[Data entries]

— Start —

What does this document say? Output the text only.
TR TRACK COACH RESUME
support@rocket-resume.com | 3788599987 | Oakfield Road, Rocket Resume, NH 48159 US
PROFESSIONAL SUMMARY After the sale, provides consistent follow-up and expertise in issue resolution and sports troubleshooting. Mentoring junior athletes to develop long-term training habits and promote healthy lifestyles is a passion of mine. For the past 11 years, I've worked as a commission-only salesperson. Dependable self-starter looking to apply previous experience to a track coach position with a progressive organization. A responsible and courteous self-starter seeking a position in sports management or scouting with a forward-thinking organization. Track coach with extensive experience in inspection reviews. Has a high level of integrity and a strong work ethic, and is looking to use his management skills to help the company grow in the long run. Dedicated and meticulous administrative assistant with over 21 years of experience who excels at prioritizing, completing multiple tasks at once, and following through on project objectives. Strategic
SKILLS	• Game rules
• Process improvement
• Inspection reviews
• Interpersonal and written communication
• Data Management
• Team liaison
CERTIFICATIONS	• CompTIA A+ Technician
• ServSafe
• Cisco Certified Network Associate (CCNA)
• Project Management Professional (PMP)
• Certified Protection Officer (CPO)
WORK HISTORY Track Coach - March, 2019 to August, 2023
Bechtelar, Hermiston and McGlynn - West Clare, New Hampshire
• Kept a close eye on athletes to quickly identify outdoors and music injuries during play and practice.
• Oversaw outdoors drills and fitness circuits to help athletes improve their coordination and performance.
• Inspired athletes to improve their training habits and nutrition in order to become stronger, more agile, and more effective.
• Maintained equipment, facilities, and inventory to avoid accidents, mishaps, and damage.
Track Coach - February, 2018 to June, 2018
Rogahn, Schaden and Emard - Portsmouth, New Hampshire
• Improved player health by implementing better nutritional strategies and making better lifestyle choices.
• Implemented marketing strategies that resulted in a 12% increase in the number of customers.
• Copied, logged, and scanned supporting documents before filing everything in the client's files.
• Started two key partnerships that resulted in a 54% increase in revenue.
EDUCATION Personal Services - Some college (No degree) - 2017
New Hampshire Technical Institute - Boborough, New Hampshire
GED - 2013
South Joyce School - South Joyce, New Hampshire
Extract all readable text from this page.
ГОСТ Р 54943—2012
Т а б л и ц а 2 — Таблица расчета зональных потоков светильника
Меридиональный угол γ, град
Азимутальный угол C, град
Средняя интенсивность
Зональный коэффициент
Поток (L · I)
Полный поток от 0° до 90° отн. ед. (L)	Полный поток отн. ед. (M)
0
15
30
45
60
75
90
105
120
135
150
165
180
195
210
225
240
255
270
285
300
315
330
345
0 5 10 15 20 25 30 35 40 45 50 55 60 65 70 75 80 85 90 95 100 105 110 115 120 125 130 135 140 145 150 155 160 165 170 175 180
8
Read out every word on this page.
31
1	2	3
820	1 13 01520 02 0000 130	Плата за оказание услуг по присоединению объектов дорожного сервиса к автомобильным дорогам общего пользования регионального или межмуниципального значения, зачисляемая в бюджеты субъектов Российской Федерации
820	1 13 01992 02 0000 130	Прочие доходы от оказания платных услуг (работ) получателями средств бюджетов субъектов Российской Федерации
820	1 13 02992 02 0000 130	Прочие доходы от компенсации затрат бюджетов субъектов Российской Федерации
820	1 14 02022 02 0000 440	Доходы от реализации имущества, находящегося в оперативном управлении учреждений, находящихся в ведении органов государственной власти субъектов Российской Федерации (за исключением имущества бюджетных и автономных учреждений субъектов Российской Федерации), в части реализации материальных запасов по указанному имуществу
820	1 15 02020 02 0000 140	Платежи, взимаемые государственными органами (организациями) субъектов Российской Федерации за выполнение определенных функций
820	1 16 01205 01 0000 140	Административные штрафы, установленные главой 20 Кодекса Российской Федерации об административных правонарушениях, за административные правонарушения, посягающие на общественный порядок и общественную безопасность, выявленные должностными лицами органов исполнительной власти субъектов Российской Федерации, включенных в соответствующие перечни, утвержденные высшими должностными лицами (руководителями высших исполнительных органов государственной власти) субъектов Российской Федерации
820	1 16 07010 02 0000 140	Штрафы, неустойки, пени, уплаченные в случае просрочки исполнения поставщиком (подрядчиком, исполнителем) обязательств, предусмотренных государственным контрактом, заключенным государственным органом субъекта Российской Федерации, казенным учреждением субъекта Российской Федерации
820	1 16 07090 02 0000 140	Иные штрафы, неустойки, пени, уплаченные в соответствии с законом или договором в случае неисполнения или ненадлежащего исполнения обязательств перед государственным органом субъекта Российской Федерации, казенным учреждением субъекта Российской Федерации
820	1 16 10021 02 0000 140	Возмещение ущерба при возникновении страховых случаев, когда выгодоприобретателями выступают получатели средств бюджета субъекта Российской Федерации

— End —

## OBJECTIVE
Repeat the data above exactly.

## TASK OUTPUT
What does this document say? Output the text only.
TR TRACK COACH RESUME
support@rocket-resume.com | 3788599987 | Oakfield Road, Rocket Resume, NH 48159 US
PROFESSIONAL SUMMARY After the sale, provides consistent follow-up and expertise in issue resolution and sports troubleshooting. Mentoring junior athletes to develop long-term training habits and promote healthy lifestyles is a passion of mine. For the past 11 years, I've worked as a commission-only salesperson. Dependable self-starter looking to apply previous experience to a track coach position with a progressive organization. A responsible and courteous self-starter seeking a position in sports management or scouting with a forward-thinking organization. Track coach with extensive experience in inspection reviews. Has a high level of integrity and a strong work ethic, and is looking to use his management skills to help the company grow in the long run. Dedicated and meticulous administrative assistant with over 21 years of experience who excels at prioritizing, completing multiple tasks at once, and following through on project objectives. Strategic
SKILLS	• Game rules
• Process improvement
• Inspection reviews
• Interpersonal and written communication
• Data Management
• Team liaison
CERTIFICATIONS	• CompTIA A+ Technician
• ServSafe
• Cisco Certified Network Associate (CCNA)
• Project Management Professional (PMP)
• Certified Protection Officer (CPO)
WORK HISTORY Track Coach - March, 2019 to August, 2023
Bechtelar, Hermiston and McGlynn - West Clare, New Hampshire
• Kept a close eye on athletes to quickly identify outdoors and music injuries during play and practice.
• Oversaw outdoors drills and fitness circuits to help athletes improve their coordination and performance.
• Inspired athletes to improve their training habits and nutrition in order to become stronger, more agile, and more effective.
• Maintained equipment, facilities, and inventory to avoid accidents, mishaps, and damage.
Track Coach - February, 2018 to June, 2018
Rogahn, Schaden and Emard - Portsmouth, New Hampshire
• Improved player health by implementing better nutritional strategies and making better lifestyle choices.
• Implemented marketing strategies that resulted in a 12% increase in the number of customers.
• Copied, logged, and scanned supporting documents before filing everything in the client's files.
• Started two key partnerships that resulted in a 54% increase in revenue.
EDUCATION Personal Services - Some college (No degree) - 2017
New Hampshire Technical Institute - Boborough, New Hampshire
GED - 2013
South Joyce School - South Joyce, New Hampshire
Extract all readable text from this page.
ГОСТ Р 54943—2012
Т а б л и ц а 2 — Таблица расчета зональных потоков светильника
Меридиональный угол γ, град
Азимутальный угол C, град
Средняя интенсивность
Зональный коэффициент
Поток (L · I)
Полный поток от 0° до 90° отн. ед. (L)	Полный поток отн. ед. (M)
0
15
30
45
60
75
90
105
120
135
150
165
180
195
210
225
240
255
270
285
300
315
330
345
0 5 10 15 20 25 30 35 40 45 50 55 60 65 70 75 80 85 90 95 100 105 110 115 120 125 130 135 140 145 150 155 160 165 170 175 180
8
Read out every word on this page.
31
1	2	3
820	1 13 01520 02 0000 130	Плата за оказание услуг по присоединению объектов дорожного сервиса к автомобильным дорогам общего пользования регионального или межмуниципального значения, зачисляемая в бюджеты субъектов Российской Федерации
820	1 13 01992 02 0000 130	Прочие доходы от оказания платных услуг (работ) получателями средств бюджетов субъектов Российской Федерации
820	1 13 02992 02 0000 130	Прочие доходы от компенсации затрат бюджетов субъектов Российской Федерации
820	1 14 02022 02 0000 440	Доходы от реализации имущества, находящегося в оперативном управлении учреждений, находящихся в ведении органов государственной власти субъектов Российской Федерации (за исключением имущества бюджетных и автономных учреждений субъектов Российской Федерации), в части реализации материальных запасов по указанному имуществу
820	1 15 02020 02 0000 140	Платежи, взимаемые государственными органами (организациями) субъектов Российской Федерации за выполнение определенных функций
820	1 16 01205 01 0000 140	Административные штрафы, установленные главой 20 Кодекса Российской Федерации об административных правонарушениях, за административные правонарушения, посягающие на общественный порядок и общественную безопасность, выявленные должностными лицами органов исполнительной власти субъектов Российской Федерации, включенных в соответствующие перечни, утвержденные высшими должностными лицами (руководителями высших исполнительных органов государственной власти) субъектов Российской Федерации
820	1 16 07010 02 0000 140	Штрафы, неустойки, пени, уплаченные в случае просрочки исполнения поставщиком (подрядчиком, исполнителем) обязательств, предусмотренных государственным контрактом, заключенным государственным органом субъекта Российской Федерации, казенным учреждением субъекта Российской Федерации
820	1 16 07090 02 0000 140	Иные штрафы, неустойки, пени, уплаченные в соответствии с законом или договором в случае неисполнения или ненадлежащего исполнения обязательств перед государственным органом субъекта Российской Федерации, казенным учреждением субъекта Российской Федерации
820	1 16 10021 02 0000 140	Возмещение ущерба при возникновении страховых случаев, когда выгодоприобретателями выступают получатели средств бюджета субъекта Российской Федерации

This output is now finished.